> EXTRACTED TEXT:
= = = = = = =
The physical symptoms are annoying, but the spiritual repercussions have convicted me. I have realized the anxiety in my life is a sin! This sin overtakes my mind, clouds God's voice, makes me selfish, paralyzes me and makes me unable to serve humbly. When I feel anxious, nothing good comes from it. It takes up so much time and no fruit is grown. I have had several blogs about anxiety but none as real and sobering as the realization that my anxiety is a sin. I hate feeling anxious, but I have to fight it and do it with God. I still justify it because, a lot is going on in the world, our country, my family and my life personally. There is so much that I can worry and feel anxious about! But Peter says.....
Humble yourselves, therefore,
under God’s mighty hand, that he may lift you up in due time.
Cast all your anxiety on him because he cares for you.
-1 Peter 5:6-7
God is telling me to literally hurl my cares on him. To give Him my anxieties, to be humiliated and weak. He wants them because we have no idea what to do with worry, anxiety and fear. They're consuming and we hate feeling them. As I was desperately giving God my cares one night he gave my this beautiful illustration.When I get worried, anxious and fearful my stomach fills with knots and my mind races- when I closed my eyes, calmed my mind; He one-by-one smoothed out each worry/anxious/fearful knot, with his peaceful heavenly hands. As I gave him the worry, he smoothed the knot.
God is so faithful! And all I have to do is spend time with Him and give Him my burdens and in return he gives me peace. His presence truly is the only cure for the knots of worry, anxiety and fear.
= = = = = = =
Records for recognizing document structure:
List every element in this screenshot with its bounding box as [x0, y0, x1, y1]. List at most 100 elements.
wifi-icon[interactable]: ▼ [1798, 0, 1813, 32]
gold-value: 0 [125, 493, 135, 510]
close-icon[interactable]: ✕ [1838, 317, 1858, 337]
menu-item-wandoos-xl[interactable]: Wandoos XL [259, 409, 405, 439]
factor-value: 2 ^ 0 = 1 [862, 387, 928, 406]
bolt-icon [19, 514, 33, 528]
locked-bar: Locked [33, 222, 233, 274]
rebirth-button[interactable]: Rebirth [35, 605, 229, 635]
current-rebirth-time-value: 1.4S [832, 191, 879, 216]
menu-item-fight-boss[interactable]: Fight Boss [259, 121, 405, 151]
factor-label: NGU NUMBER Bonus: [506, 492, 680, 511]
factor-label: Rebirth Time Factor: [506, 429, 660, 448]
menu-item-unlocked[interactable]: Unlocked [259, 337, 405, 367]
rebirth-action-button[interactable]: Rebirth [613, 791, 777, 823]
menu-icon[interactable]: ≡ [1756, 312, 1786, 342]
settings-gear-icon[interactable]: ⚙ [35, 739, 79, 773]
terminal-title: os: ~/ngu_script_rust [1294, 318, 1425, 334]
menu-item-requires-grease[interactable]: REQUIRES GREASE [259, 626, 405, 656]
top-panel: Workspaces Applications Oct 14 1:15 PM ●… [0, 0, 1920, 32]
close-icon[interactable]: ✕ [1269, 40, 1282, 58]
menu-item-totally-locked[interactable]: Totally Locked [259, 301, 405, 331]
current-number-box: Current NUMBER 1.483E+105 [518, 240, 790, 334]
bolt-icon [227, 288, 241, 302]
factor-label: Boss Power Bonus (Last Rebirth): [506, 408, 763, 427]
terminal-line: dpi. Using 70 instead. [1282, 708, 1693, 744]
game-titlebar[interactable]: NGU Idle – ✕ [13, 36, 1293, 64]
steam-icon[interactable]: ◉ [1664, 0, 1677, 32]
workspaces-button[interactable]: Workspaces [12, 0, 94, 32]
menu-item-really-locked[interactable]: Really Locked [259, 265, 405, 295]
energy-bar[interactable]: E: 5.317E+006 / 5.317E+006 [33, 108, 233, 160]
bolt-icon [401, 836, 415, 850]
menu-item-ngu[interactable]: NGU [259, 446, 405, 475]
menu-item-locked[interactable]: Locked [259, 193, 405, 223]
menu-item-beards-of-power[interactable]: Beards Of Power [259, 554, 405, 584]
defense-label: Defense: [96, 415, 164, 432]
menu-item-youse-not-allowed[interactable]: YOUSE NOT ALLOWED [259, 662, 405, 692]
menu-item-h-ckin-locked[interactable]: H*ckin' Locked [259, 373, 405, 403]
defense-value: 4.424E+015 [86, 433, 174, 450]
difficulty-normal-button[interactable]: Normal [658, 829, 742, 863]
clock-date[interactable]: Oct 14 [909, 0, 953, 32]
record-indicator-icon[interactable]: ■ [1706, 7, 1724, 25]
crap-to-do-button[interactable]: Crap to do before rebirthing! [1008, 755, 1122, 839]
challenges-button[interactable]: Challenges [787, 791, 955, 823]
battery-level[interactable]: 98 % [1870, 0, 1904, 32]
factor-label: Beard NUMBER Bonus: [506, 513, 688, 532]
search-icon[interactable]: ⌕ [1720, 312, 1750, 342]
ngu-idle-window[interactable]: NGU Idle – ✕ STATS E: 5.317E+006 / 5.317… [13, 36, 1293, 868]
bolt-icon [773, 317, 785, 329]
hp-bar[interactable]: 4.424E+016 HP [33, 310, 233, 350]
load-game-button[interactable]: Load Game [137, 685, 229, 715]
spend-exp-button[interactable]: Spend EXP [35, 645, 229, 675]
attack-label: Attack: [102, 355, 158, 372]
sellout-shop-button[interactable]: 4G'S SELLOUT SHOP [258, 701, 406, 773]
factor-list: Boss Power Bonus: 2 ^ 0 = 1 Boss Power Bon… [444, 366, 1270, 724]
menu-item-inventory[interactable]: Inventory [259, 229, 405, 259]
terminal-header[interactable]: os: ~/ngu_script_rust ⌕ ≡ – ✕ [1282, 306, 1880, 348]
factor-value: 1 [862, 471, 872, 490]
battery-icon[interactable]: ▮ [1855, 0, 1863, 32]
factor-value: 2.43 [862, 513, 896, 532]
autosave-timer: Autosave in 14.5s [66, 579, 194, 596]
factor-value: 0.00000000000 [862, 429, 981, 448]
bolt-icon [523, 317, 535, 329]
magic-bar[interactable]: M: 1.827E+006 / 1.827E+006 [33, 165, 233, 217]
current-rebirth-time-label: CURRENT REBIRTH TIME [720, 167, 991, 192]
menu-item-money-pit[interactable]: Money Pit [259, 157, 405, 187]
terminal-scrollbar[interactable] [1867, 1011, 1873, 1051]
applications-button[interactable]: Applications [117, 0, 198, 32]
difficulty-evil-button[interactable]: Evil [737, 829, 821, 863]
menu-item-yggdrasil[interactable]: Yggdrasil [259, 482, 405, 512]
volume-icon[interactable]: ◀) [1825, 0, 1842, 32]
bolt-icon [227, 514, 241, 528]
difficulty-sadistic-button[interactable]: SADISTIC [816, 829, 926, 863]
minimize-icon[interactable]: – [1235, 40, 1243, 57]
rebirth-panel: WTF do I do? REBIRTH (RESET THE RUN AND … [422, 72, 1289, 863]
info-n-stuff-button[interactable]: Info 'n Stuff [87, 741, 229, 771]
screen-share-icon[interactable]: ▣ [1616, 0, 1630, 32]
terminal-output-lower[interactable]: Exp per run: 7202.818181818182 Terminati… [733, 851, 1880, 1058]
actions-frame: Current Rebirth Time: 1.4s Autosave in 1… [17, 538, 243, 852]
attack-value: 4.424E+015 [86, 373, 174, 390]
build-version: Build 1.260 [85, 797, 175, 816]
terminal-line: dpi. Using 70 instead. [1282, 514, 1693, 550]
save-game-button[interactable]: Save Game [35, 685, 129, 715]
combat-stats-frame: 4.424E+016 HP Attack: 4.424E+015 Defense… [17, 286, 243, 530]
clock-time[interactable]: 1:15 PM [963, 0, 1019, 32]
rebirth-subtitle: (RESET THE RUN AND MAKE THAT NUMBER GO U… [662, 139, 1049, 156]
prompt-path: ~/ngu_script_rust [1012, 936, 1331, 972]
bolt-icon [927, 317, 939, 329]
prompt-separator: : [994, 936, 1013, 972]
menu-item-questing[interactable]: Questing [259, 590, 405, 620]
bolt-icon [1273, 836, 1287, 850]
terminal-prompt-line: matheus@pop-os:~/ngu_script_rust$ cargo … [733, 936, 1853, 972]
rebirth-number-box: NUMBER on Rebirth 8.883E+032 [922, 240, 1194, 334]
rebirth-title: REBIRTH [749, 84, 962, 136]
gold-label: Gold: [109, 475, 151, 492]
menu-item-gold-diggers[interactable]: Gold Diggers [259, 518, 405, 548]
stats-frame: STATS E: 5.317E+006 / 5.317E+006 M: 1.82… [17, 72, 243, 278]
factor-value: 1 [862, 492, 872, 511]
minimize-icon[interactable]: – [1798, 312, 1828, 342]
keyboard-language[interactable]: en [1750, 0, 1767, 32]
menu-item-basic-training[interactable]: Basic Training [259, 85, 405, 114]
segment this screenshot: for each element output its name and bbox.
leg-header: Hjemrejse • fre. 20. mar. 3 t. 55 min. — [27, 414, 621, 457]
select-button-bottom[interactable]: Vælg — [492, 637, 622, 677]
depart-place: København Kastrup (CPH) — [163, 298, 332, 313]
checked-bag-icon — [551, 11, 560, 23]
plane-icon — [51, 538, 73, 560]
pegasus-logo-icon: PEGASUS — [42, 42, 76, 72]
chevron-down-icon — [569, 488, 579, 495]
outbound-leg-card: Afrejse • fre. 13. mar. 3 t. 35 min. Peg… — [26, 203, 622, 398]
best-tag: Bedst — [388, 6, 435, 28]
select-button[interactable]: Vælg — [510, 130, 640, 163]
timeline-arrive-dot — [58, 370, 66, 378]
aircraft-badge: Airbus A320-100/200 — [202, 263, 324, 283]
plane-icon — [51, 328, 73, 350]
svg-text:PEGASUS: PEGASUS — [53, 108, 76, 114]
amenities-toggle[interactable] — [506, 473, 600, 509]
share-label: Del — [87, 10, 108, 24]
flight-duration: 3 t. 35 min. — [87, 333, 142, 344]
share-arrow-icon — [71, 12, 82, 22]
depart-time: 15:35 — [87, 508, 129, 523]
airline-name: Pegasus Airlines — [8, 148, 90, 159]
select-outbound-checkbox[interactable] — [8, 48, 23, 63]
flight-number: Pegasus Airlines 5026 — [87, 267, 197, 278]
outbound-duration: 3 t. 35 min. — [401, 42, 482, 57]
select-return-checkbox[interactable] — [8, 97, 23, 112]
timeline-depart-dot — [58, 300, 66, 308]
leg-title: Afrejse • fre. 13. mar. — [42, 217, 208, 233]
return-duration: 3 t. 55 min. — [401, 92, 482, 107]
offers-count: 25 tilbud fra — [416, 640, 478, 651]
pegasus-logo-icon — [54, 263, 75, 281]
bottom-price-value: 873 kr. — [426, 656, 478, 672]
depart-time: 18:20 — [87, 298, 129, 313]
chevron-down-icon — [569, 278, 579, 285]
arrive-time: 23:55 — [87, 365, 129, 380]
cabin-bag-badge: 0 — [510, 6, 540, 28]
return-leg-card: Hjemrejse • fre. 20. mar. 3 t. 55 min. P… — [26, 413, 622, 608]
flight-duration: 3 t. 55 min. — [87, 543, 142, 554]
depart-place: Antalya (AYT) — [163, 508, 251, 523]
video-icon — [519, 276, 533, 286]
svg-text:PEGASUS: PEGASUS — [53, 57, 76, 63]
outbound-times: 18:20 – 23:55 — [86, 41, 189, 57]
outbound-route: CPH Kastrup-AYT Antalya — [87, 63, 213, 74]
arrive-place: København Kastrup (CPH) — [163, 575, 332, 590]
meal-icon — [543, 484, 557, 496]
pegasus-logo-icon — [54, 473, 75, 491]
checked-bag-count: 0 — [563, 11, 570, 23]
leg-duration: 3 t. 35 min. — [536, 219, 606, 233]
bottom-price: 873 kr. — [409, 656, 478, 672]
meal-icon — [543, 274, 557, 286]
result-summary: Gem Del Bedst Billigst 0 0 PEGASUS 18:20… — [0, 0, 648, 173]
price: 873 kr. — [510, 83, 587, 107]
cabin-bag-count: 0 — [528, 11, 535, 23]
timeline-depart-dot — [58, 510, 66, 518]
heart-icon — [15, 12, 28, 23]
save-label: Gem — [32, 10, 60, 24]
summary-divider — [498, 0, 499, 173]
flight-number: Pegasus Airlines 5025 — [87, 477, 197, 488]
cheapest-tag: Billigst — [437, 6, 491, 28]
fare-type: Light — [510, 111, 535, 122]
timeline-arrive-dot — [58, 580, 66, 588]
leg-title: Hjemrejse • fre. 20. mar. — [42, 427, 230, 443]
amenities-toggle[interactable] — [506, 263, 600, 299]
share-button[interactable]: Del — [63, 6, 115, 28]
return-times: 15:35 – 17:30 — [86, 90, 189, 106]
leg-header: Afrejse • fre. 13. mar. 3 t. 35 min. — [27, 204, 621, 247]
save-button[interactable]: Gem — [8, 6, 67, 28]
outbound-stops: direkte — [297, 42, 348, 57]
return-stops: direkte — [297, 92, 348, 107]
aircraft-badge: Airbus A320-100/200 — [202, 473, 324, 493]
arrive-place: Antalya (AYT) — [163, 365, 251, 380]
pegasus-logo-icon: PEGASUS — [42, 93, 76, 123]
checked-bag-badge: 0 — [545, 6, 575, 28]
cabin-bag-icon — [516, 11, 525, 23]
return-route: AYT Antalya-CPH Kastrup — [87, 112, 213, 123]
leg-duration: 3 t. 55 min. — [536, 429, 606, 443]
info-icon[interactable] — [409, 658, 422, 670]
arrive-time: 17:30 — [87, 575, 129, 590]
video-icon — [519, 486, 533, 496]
= = = = = = =
> TASK GOAL: Please mark each statement yes or no according to whether it agrees with the blog post on anxiety, quoting the deciding words of the blog post: (a) The writer has come to see anxiety as a sin. (b) The writer finds that some good comes from feeling anxious. (c) In the illustration, God smooths out the knots all at once. You can set the records aside; they are not needed here.

> TASK RESPONSE:
(a) Yes: "I have realized the anxiety in my life is a sin!"
(b) No: "When I feel anxious, nothing good comes from it."
(c) No: "He one-by-one smoothed out each worry/anxious/fearful knot"